### RECORD LIST
==================================================

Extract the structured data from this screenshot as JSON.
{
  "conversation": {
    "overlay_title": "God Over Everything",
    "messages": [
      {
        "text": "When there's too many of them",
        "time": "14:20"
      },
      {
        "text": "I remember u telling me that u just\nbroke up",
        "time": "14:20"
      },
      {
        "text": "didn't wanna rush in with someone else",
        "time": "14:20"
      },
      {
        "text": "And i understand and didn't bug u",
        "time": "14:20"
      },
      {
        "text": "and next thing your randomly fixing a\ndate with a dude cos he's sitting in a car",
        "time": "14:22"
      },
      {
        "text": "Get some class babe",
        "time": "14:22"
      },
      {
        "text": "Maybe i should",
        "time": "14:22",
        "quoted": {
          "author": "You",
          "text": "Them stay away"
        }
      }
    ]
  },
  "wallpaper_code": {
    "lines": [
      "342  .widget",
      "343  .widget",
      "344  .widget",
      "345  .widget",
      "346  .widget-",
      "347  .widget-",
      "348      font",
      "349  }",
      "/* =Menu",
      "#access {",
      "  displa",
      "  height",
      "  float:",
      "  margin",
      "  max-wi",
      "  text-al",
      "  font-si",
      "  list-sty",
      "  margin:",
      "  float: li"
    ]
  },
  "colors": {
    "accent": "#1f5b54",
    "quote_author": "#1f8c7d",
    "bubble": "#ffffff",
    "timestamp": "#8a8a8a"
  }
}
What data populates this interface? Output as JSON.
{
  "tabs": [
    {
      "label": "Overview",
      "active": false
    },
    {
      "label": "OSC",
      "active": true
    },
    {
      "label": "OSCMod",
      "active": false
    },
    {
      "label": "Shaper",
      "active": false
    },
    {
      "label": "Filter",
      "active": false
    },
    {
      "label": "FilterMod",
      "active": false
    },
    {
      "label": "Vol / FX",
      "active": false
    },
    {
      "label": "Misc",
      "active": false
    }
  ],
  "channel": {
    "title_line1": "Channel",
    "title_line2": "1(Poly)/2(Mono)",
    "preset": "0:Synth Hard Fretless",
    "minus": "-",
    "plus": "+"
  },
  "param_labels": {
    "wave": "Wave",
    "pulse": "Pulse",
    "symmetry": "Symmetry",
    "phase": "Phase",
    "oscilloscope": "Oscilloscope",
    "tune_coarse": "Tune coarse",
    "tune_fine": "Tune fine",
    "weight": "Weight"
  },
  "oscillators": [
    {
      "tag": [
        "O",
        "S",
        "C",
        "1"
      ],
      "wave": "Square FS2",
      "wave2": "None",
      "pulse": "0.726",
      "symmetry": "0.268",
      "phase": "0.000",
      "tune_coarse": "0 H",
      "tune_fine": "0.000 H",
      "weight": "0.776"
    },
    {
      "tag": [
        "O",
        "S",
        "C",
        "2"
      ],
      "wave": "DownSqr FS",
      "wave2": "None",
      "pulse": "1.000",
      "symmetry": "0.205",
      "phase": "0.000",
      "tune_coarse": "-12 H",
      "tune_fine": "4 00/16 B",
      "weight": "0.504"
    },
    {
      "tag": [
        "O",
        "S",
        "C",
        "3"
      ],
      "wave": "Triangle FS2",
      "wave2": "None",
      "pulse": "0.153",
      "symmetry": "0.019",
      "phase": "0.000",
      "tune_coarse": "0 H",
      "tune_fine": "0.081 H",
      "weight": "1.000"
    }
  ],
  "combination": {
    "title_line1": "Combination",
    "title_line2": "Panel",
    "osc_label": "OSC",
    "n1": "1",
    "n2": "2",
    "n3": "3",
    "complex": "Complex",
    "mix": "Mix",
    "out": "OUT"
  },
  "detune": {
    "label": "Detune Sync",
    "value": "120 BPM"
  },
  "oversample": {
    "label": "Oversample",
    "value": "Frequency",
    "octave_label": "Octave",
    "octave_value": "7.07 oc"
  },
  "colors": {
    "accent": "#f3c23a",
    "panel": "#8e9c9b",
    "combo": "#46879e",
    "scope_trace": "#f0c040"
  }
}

==================================================

### EXERCISE GOAL
Return each entry from the material above exactly as it appears.

### RESULT
Extract the structured data from this screenshot as JSON.
{
  "conversation": {
    "overlay_title": "God Over Everything",
    "messages": [
      {
        "text": "When there's too many of them",
        "time": "14:20"
      },
      {
        "text": "I remember u telling me that u just\nbroke up",
        "time": "14:20"
      },
      {
        "text": "didn't wanna rush in with someone else",
        "time": "14:20"
      },
      {
        "text": "And i understand and didn't bug u",
        "time": "14:20"
      },
      {
        "text": "and next thing your randomly fixing a\ndate with a dude cos he's sitting in a car",
        "time": "14:22"
      },
      {
        "text": "Get some class babe",
        "time": "14:22"
      },
      {
        "text": "Maybe i should",
        "time": "14:22",
        "quoted": {
          "author": "You",
          "text": "Them stay away"
        }
      }
    ]
  },
  "wallpaper_code": {
    "lines": [
      "342  .widget",
      "343  .widget",
      "344  .widget",
      "345  .widget",
      "346  .widget-",
      "347  .widget-",
      "348      font",
      "349  }",
      "/* =Menu",
      "#access {",
      "  displa",
      "  height",
      "  float:",
      "  margin",
      "  max-wi",
      "  text-al",
      "  font-si",
      "  list-sty",
      "  margin:",
      "  float: li"
    ]
  },
  "colors": {
    "accent": "#1f5b54",
    "quote_author": "#1f8c7d",
    "bubble": "#ffffff",
    "timestamp": "#8a8a8a"
  }
}
What data populates this interface? Output as JSON.
{
  "tabs": [
    {
      "label": "Overview",
      "active": false
    },
    {
      "label": "OSC",
      "active": true
    },
    {
      "label": "OSCMod",
      "active": false
    },
    {
      "label": "Shaper",
      "active": false
    },
    {
      "label": "Filter",
      "active": false
    },
    {
      "label": "FilterMod",
      "active": false
    },
    {
      "label": "Vol / FX",
      "active": false
    },
    {
      "label": "Misc",
      "active": false
    }
  ],
  "channel": {
    "title_line1": "Channel",
    "title_line2": "1(Poly)/2(Mono)",
    "preset": "0:Synth Hard Fretless",
    "minus": "-",
    "plus": "+"
  },
  "param_labels": {
    "wave": "Wave",
    "pulse": "Pulse",
    "symmetry": "Symmetry",
    "phase": "Phase",
    "oscilloscope": "Oscilloscope",
    "tune_coarse": "Tune coarse",
    "tune_fine": "Tune fine",
    "weight": "Weight"
  },
  "oscillators": [
    {
      "tag": [
        "O",
        "S",
        "C",
        "1"
      ],
      "wave": "Square FS2",
      "wave2": "None",
      "pulse": "0.726",
      "symmetry": "0.268",
      "phase": "0.000",
      "tune_coarse": "0 H",
      "tune_fine": "0.000 H",
      "weight": "0.776"
    },
    {
      "tag": [
        "O",
        "S",
        "C",
        "2"
      ],
      "wave": "DownSqr FS",
      "wave2": "None",
      "pulse": "1.000",
      "symmetry": "0.205",
      "phase": "0.000",
      "tune_coarse": "-12 H",
      "tune_fine": "4 00/16 B",
      "weight": "0.504"
    },
    {
      "tag": [
        "O",
        "S",
        "C",
        "3"
      ],
      "wave": "Triangle FS2",
      "wave2": "None",
      "pulse": "0.153",
      "symmetry": "0.019",
      "phase": "0.000",
      "tune_coarse": "0 H",
      "tune_fine": "0.081 H",
      "weight": "1.000"
    }
  ],
  "combination": {
    "title_line1": "Combination",
    "title_line2": "Panel",
    "osc_label": "OSC",
    "n1": "1",
    "n2": "2",
    "n3": "3",
    "complex": "Complex",
    "mix": "Mix",
    "out": "OUT"
  },
  "detune": {
    "label": "Detune Sync",
    "value": "120 BPM"
  },
  "oversample": {
    "label": "Oversample",
    "value": "Frequency",
    "octave_label": "Octave",
    "octave_value": "7.07 oc"
  },
  "colors": {
    "accent": "#f3c23a",
    "panel": "#8e9c9b",
    "combo": "#46879e",
    "scope_trace": "#f0c040"
  }
}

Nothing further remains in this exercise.